## [What is being asked]
Go through the listing beneath this task and return every line that carries the string "name".

## [Data for this exercise]
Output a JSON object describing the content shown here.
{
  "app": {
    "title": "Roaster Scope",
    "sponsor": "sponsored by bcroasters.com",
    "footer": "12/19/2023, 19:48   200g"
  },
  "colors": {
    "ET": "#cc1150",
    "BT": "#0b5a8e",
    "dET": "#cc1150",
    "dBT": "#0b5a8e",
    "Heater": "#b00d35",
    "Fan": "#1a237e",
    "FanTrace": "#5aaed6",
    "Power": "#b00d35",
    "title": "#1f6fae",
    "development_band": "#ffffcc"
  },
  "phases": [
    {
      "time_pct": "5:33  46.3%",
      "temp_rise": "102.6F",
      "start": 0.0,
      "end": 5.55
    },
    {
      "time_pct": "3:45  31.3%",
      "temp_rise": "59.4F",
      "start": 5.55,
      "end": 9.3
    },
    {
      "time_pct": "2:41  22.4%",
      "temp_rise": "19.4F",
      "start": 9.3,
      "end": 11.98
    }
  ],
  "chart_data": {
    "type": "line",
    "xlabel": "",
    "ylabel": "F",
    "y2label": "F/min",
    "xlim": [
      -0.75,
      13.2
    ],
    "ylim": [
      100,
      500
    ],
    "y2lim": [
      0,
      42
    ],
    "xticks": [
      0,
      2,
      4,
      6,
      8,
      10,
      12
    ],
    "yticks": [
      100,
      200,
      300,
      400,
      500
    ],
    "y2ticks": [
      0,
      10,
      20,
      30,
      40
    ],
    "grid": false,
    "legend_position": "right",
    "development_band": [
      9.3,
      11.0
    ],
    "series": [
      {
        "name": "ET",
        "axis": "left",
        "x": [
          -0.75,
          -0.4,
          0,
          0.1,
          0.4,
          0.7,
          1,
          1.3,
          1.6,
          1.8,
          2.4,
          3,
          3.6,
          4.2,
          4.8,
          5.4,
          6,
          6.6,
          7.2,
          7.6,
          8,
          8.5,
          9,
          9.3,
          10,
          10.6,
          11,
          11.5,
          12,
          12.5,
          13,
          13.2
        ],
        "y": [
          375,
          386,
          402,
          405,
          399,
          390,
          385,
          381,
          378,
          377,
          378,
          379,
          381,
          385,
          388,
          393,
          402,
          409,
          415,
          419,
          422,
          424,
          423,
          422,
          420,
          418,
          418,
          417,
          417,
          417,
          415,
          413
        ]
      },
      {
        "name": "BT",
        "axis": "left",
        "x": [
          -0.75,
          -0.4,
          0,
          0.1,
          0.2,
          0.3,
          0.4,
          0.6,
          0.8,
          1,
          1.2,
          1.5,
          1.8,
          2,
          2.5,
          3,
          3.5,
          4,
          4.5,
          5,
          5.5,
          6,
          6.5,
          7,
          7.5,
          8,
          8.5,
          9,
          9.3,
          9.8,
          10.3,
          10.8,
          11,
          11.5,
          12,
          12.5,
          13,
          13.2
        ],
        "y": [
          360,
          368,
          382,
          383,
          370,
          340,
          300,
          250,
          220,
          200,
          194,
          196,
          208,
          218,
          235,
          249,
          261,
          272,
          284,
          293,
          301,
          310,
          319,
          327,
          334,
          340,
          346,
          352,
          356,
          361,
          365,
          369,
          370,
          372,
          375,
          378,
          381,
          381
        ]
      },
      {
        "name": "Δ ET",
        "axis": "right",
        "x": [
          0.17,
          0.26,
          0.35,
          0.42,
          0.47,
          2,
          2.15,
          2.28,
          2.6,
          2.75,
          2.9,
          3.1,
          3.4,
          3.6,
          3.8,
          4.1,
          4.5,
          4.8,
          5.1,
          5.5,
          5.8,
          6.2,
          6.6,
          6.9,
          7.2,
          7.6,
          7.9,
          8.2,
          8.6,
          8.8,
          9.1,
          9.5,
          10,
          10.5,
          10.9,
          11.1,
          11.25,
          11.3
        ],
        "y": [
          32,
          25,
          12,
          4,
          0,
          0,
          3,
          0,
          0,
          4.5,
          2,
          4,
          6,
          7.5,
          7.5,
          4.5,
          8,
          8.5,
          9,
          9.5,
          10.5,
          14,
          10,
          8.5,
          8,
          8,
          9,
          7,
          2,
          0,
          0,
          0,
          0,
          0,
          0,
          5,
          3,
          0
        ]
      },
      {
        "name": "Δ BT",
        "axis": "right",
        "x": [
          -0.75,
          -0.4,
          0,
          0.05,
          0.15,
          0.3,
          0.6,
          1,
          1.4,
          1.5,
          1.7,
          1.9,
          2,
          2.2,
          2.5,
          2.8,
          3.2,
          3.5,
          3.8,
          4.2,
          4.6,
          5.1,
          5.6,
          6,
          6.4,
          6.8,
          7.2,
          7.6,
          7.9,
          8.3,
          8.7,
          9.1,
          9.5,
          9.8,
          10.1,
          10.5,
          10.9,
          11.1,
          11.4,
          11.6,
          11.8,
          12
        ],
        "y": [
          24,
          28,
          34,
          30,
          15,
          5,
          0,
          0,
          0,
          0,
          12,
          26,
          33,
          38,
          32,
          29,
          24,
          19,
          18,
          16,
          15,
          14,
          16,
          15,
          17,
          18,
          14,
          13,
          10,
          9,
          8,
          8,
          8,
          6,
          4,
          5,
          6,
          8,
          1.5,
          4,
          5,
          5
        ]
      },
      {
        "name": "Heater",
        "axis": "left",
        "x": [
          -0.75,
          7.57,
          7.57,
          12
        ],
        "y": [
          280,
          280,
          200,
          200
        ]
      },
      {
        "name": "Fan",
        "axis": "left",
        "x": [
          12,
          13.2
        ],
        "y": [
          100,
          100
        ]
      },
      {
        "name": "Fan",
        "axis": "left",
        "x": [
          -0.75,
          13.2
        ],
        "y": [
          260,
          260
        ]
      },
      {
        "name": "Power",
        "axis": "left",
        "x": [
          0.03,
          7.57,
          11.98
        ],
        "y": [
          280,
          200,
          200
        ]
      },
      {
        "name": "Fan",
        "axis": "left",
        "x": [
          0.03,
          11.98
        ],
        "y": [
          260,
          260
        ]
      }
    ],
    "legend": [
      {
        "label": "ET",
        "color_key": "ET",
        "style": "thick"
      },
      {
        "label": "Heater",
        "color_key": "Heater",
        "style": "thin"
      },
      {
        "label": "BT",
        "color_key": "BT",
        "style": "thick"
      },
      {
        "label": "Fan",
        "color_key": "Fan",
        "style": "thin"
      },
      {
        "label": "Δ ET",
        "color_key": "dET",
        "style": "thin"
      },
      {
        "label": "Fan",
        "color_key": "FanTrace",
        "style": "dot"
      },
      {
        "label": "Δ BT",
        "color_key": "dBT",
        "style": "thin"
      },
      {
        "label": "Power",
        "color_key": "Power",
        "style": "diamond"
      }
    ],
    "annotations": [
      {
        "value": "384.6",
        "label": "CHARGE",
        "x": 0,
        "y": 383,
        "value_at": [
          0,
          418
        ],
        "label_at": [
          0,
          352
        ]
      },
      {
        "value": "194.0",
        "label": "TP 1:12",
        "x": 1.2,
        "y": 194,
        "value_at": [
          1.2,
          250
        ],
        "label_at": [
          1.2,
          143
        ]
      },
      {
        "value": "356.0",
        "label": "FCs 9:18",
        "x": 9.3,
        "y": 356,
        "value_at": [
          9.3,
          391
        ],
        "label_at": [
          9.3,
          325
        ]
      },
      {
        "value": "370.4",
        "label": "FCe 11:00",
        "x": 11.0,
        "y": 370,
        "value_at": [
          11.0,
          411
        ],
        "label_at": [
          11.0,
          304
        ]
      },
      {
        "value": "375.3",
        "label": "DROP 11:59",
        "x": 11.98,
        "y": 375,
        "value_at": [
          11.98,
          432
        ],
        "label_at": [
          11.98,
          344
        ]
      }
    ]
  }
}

## [The completed task]
        "name": "ET",
        "name": "BT",
        "name": "Δ ET",
        "name": "Δ BT",
        "name": "Heater",
        "name": "Fan",
        "name": "Fan",
        "name": "Power",
        "name": "Fan",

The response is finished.